■ Document layout detection data:

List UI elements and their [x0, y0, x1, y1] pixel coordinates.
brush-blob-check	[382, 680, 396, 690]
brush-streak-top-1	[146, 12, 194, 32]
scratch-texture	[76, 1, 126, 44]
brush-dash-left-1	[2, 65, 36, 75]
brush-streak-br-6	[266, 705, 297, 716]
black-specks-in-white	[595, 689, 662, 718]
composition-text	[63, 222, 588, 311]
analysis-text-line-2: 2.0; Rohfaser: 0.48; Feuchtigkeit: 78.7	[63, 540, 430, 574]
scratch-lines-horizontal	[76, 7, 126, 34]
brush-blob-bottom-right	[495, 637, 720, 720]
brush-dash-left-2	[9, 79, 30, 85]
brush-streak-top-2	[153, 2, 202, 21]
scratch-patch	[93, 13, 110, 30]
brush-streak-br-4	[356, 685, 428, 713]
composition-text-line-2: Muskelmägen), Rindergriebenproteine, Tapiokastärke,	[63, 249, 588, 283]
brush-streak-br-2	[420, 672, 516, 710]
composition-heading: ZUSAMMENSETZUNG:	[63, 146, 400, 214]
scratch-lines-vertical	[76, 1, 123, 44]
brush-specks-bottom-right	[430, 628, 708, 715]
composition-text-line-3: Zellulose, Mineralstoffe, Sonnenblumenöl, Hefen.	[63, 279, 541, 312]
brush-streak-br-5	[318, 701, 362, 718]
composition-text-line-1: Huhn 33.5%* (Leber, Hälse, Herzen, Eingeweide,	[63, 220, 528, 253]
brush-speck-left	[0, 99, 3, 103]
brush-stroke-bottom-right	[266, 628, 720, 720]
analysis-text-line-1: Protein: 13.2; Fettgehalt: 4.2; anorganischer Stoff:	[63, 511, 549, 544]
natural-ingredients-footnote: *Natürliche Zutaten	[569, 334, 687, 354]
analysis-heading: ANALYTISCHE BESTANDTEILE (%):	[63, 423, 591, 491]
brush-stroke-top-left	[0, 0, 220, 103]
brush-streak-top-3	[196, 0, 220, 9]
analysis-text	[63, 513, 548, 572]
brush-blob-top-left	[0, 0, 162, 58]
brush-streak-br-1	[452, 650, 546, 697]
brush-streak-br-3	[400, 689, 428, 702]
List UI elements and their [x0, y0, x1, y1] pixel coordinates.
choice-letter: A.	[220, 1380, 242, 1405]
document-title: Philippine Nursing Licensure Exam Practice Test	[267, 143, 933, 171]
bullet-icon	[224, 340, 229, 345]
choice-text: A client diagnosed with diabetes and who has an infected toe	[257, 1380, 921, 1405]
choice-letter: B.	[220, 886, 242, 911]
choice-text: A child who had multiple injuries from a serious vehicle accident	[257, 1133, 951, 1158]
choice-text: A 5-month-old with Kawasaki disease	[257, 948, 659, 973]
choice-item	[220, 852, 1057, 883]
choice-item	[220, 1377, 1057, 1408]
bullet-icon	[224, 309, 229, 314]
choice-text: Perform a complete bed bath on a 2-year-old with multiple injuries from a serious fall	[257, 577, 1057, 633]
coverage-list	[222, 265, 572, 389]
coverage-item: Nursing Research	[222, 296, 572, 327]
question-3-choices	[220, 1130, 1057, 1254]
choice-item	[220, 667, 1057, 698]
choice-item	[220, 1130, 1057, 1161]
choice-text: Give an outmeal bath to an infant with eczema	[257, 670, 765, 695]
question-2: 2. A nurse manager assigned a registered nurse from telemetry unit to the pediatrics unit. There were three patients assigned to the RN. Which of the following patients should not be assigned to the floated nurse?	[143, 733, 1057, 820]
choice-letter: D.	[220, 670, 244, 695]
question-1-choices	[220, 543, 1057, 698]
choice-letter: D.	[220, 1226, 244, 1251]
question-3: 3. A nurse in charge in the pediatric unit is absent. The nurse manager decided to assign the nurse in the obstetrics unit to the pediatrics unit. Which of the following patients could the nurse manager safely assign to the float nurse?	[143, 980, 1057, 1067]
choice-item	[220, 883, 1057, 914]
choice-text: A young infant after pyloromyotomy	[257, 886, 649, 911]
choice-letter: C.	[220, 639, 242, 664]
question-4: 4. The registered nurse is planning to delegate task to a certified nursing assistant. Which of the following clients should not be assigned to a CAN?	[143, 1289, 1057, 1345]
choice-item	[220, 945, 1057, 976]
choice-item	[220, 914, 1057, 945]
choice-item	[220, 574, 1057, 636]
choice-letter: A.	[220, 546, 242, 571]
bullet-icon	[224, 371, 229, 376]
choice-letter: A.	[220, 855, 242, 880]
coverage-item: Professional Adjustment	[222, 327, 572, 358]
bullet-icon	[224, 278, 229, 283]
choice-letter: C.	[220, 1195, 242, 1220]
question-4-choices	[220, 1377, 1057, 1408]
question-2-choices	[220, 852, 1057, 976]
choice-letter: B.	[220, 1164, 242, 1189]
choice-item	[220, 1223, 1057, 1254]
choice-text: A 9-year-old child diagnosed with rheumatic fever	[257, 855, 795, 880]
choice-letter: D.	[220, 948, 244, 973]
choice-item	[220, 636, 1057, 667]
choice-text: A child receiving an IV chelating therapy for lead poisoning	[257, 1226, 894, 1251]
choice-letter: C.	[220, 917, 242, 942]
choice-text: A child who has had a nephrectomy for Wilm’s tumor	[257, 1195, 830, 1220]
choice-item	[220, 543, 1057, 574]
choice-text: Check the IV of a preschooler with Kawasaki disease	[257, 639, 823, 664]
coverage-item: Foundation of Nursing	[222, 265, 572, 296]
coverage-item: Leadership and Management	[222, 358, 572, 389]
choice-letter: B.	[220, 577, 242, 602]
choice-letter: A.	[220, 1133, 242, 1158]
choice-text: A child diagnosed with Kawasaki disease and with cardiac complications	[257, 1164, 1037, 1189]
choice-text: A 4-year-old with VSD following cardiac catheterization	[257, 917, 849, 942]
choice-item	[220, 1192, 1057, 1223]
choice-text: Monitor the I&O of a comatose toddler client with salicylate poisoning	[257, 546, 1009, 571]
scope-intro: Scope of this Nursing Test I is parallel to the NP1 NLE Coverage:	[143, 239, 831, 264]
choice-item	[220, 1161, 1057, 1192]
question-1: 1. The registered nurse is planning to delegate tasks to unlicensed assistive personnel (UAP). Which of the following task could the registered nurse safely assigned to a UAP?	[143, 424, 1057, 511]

■ What this task involves:
Look through the entries above and find each line where the word "icon" occurs; copy those lines.

■ Answer below:
bullet-icon	[224, 340, 229, 345]
bullet-icon	[224, 309, 229, 314]
bullet-icon	[224, 371, 229, 376]
bullet-icon	[224, 278, 229, 283]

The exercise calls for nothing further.